» **INPUT DATA**

──────

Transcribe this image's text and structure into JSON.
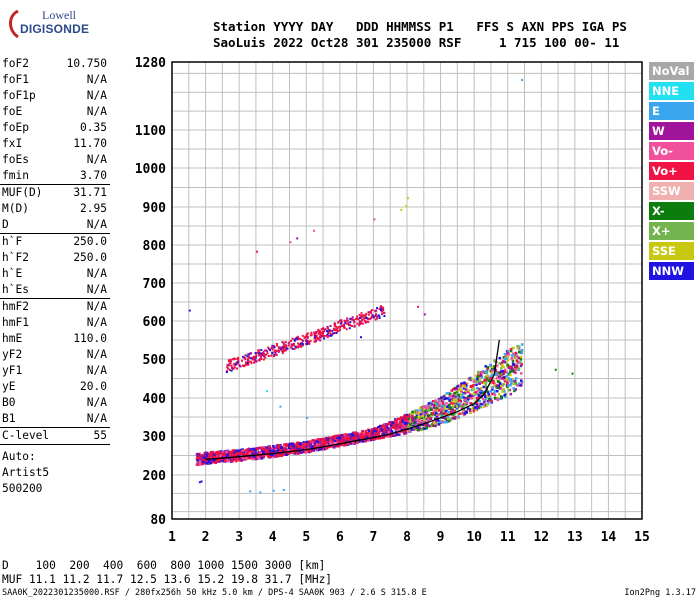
{
  "logo": {
    "line1": "Lowell",
    "line2": "DIGISONDE"
  },
  "header": {
    "line1": "Station YYYY DAY   DDD HHMMSS P1   FFS S AXN PPS IGA PS",
    "line2": "SaoLuis 2022 Oct28 301 235000 RSF     1 715 100 00- 11"
  },
  "params": {
    "group1": [
      {
        "name": "foF2",
        "value": "10.750"
      },
      {
        "name": "foF1",
        "value": "N/A"
      },
      {
        "name": "foF1p",
        "value": "N/A"
      },
      {
        "name": "foE",
        "value": "N/A"
      },
      {
        "name": "foEp",
        "value": "0.35"
      },
      {
        "name": "fxI",
        "value": "11.70"
      },
      {
        "name": "foEs",
        "value": "N/A"
      },
      {
        "name": "fmin",
        "value": "3.70"
      }
    ],
    "group2": [
      {
        "name": "MUF(D)",
        "value": "31.71"
      },
      {
        "name": "M(D)",
        "value": "2.95"
      },
      {
        "name": "D",
        "value": "N/A"
      }
    ],
    "group3": [
      {
        "name": "h`F",
        "value": "250.0"
      },
      {
        "name": "h`F2",
        "value": "250.0"
      },
      {
        "name": "h`E",
        "value": "N/A"
      },
      {
        "name": "h`Es",
        "value": "N/A"
      }
    ],
    "group4": [
      {
        "name": "hmF2",
        "value": "N/A"
      },
      {
        "name": "hmF1",
        "value": "N/A"
      },
      {
        "name": "hmE",
        "value": "110.0"
      },
      {
        "name": "yF2",
        "value": "N/A"
      },
      {
        "name": "yF1",
        "value": "N/A"
      },
      {
        "name": "yE",
        "value": "20.0"
      },
      {
        "name": "B0",
        "value": "N/A"
      },
      {
        "name": "B1",
        "value": "N/A"
      }
    ],
    "clevel": {
      "name": "C-level",
      "value": "55"
    },
    "auto_label": "Auto:",
    "auto_value": "Artist5",
    "auto_code": "500200"
  },
  "legend": [
    {
      "label": "NoVal",
      "color": "#a8a8a8"
    },
    {
      "label": "NNE",
      "color": "#22e0f0"
    },
    {
      "label": "E",
      "color": "#3aa6f0"
    },
    {
      "label": "W",
      "color": "#a0149c"
    },
    {
      "label": "Vo-",
      "color": "#f0509c"
    },
    {
      "label": "Vo+",
      "color": "#f01244"
    },
    {
      "label": "SSW",
      "color": "#f0b0b0"
    },
    {
      "label": "X-",
      "color": "#0c7c0c"
    },
    {
      "label": "X+",
      "color": "#74b450"
    },
    {
      "label": "SSE",
      "color": "#c8c810"
    },
    {
      "label": "NNW",
      "color": "#2012e0"
    }
  ],
  "chart_data": {
    "type": "scatter",
    "xlim": [
      1,
      15
    ],
    "ylim": [
      80,
      1280
    ],
    "x_ticks": [
      1,
      2,
      3,
      4,
      5,
      6,
      7,
      8,
      9,
      10,
      11,
      12,
      13,
      14,
      15
    ],
    "y_ticks": [
      80,
      200,
      300,
      400,
      500,
      600,
      700,
      800,
      900,
      1000,
      1100,
      1280
    ],
    "grid": true,
    "y_scale": "nonuniform",
    "trace": {
      "x": [
        2.0,
        2.5,
        3.0,
        3.5,
        4.0,
        4.5,
        5.0,
        5.5,
        6.0,
        6.5,
        7.0,
        7.5,
        8.0,
        8.5,
        9.0,
        9.5,
        10.0,
        10.3,
        10.6,
        10.75
      ],
      "y": [
        240,
        243,
        247,
        251,
        255,
        260,
        265,
        272,
        280,
        288,
        296,
        305,
        318,
        332,
        348,
        364,
        385,
        410,
        460,
        550
      ]
    },
    "echo_bands": [
      {
        "name": "first hop",
        "color": "Vo+",
        "points_x": [
          1.7,
          2.0,
          2.5,
          3.0,
          3.5,
          4.0,
          4.5,
          5.0,
          5.5,
          6.0,
          6.5,
          7.0,
          7.5,
          8.0,
          8.5,
          9.0,
          9.5,
          10.0,
          10.5,
          11.0,
          11.3
        ],
        "points_y": [
          240,
          243,
          247,
          250,
          255,
          260,
          266,
          272,
          280,
          288,
          296,
          305,
          318,
          330,
          345,
          362,
          382,
          405,
          430,
          455,
          470
        ]
      },
      {
        "name": "second hop",
        "color": "Vo+",
        "points_x": [
          2.6,
          3.0,
          3.5,
          4.0,
          4.5,
          5.0,
          5.5,
          6.0,
          6.5,
          7.0,
          7.3
        ],
        "points_y": [
          478,
          490,
          505,
          520,
          535,
          550,
          565,
          585,
          600,
          615,
          625
        ]
      }
    ]
  },
  "muf_table": {
    "d_label": "D",
    "d_values": [
      "100",
      "200",
      "400",
      "600",
      "800",
      "1000",
      "1500",
      "3000"
    ],
    "d_unit": "[km]",
    "muf_label": "MUF",
    "muf_values": [
      "11.1",
      "11.2",
      "11.7",
      "12.5",
      "13.6",
      "15.2",
      "19.8",
      "31.7"
    ],
    "muf_unit": "[MHz]"
  },
  "footer": {
    "info": "SAA0K_2022301235000.RSF / 280fx256h 50 kHz 5.0 km / DPS-4 SAA0K 903 / 2.6 S 315.8 E",
    "version": "Ion2Png 1.3.17"
  }
}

──────

Quote the data above in full and without alteration; skip the pictures.

» **RESULT FOR THIS EXERCISE**
Transcribe this image's text and structure into JSON.
{
  "logo": {
    "line1": "Lowell",
    "line2": "DIGISONDE"
  },
  "header": {
    "line1": "Station YYYY DAY   DDD HHMMSS P1   FFS S AXN PPS IGA PS",
    "line2": "SaoLuis 2022 Oct28 301 235000 RSF     1 715 100 00- 11"
  },
  "params": {
    "group1": [
      {
        "name": "foF2",
        "value": "10.750"
      },
      {
        "name": "foF1",
        "value": "N/A"
      },
      {
        "name": "foF1p",
        "value": "N/A"
      },
      {
        "name": "foE",
        "value": "N/A"
      },
      {
        "name": "foEp",
        "value": "0.35"
      },
      {
        "name": "fxI",
        "value": "11.70"
      },
      {
        "name": "foEs",
        "value": "N/A"
      },
      {
        "name": "fmin",
        "value": "3.70"
      }
    ],
    "group2": [
      {
        "name": "MUF(D)",
        "value": "31.71"
      },
      {
        "name": "M(D)",
        "value": "2.95"
      },
      {
        "name": "D",
        "value": "N/A"
      }
    ],
    "group3": [
      {
        "name": "h`F",
        "value": "250.0"
      },
      {
        "name": "h`F2",
        "value": "250.0"
      },
      {
        "name": "h`E",
        "value": "N/A"
      },
      {
        "name": "h`Es",
        "value": "N/A"
      }
    ],
    "group4": [
      {
        "name": "hmF2",
        "value": "N/A"
      },
      {
        "name": "hmF1",
        "value": "N/A"
      },
      {
        "name": "hmE",
        "value": "110.0"
      },
      {
        "name": "yF2",
        "value": "N/A"
      },
      {
        "name": "yF1",
        "value": "N/A"
      },
      {
        "name": "yE",
        "value": "20.0"
      },
      {
        "name": "B0",
        "value": "N/A"
      },
      {
        "name": "B1",
        "value": "N/A"
      }
    ],
    "clevel": {
      "name": "C-level",
      "value": "55"
    },
    "auto_label": "Auto:",
    "auto_value": "Artist5",
    "auto_code": "500200"
  },
  "legend": [
    {
      "label": "NoVal",
      "color": "#a8a8a8"
    },
    {
      "label": "NNE",
      "color": "#22e0f0"
    },
    {
      "label": "E",
      "color": "#3aa6f0"
    },
    {
      "label": "W",
      "color": "#a0149c"
    },
    {
      "label": "Vo-",
      "color": "#f0509c"
    },
    {
      "label": "Vo+",
      "color": "#f01244"
    },
    {
      "label": "SSW",
      "color": "#f0b0b0"
    },
    {
      "label": "X-",
      "color": "#0c7c0c"
    },
    {
      "label": "X+",
      "color": "#74b450"
    },
    {
      "label": "SSE",
      "color": "#c8c810"
    },
    {
      "label": "NNW",
      "color": "#2012e0"
    }
  ],
  "chart_data": {
    "type": "scatter",
    "xlim": [
      1,
      15
    ],
    "ylim": [
      80,
      1280
    ],
    "x_ticks": [
      1,
      2,
      3,
      4,
      5,
      6,
      7,
      8,
      9,
      10,
      11,
      12,
      13,
      14,
      15
    ],
    "y_ticks": [
      80,
      200,
      300,
      400,
      500,
      600,
      700,
      800,
      900,
      1000,
      1100,
      1280
    ],
    "grid": true,
    "y_scale": "nonuniform",
    "trace": {
      "x": [
        2.0,
        2.5,
        3.0,
        3.5,
        4.0,
        4.5,
        5.0,
        5.5,
        6.0,
        6.5,
        7.0,
        7.5,
        8.0,
        8.5,
        9.0,
        9.5,
        10.0,
        10.3,
        10.6,
        10.75
      ],
      "y": [
        240,
        243,
        247,
        251,
        255,
        260,
        265,
        272,
        280,
        288,
        296,
        305,
        318,
        332,
        348,
        364,
        385,
        410,
        460,
        550
      ]
    },
    "echo_bands": [
      {
        "name": "first hop",
        "color": "Vo+",
        "points_x": [
          1.7,
          2.0,
          2.5,
          3.0,
          3.5,
          4.0,
          4.5,
          5.0,
          5.5,
          6.0,
          6.5,
          7.0,
          7.5,
          8.0,
          8.5,
          9.0,
          9.5,
          10.0,
          10.5,
          11.0,
          11.3
        ],
        "points_y": [
          240,
          243,
          247,
          250,
          255,
          260,
          266,
          272,
          280,
          288,
          296,
          305,
          318,
          330,
          345,
          362,
          382,
          405,
          430,
          455,
          470
        ]
      },
      {
        "name": "second hop",
        "color": "Vo+",
        "points_x": [
          2.6,
          3.0,
          3.5,
          4.0,
          4.5,
          5.0,
          5.5,
          6.0,
          6.5,
          7.0,
          7.3
        ],
        "points_y": [
          478,
          490,
          505,
          520,
          535,
          550,
          565,
          585,
          600,
          615,
          625
        ]
      }
    ]
  },
  "muf_table": {
    "d_label": "D",
    "d_values": [
      "100",
      "200",
      "400",
      "600",
      "800",
      "1000",
      "1500",
      "3000"
    ],
    "d_unit": "[km]",
    "muf_label": "MUF",
    "muf_values": [
      "11.1",
      "11.2",
      "11.7",
      "12.5",
      "13.6",
      "15.2",
      "19.8",
      "31.7"
    ],
    "muf_unit": "[MHz]"
  },
  "footer": {
    "info": "SAA0K_2022301235000.RSF / 280fx256h 50 kHz 5.0 km / DPS-4 SAA0K 903 / 2.6 S 315.8 E",
    "version": "Ion2Png 1.3.17"
  }
}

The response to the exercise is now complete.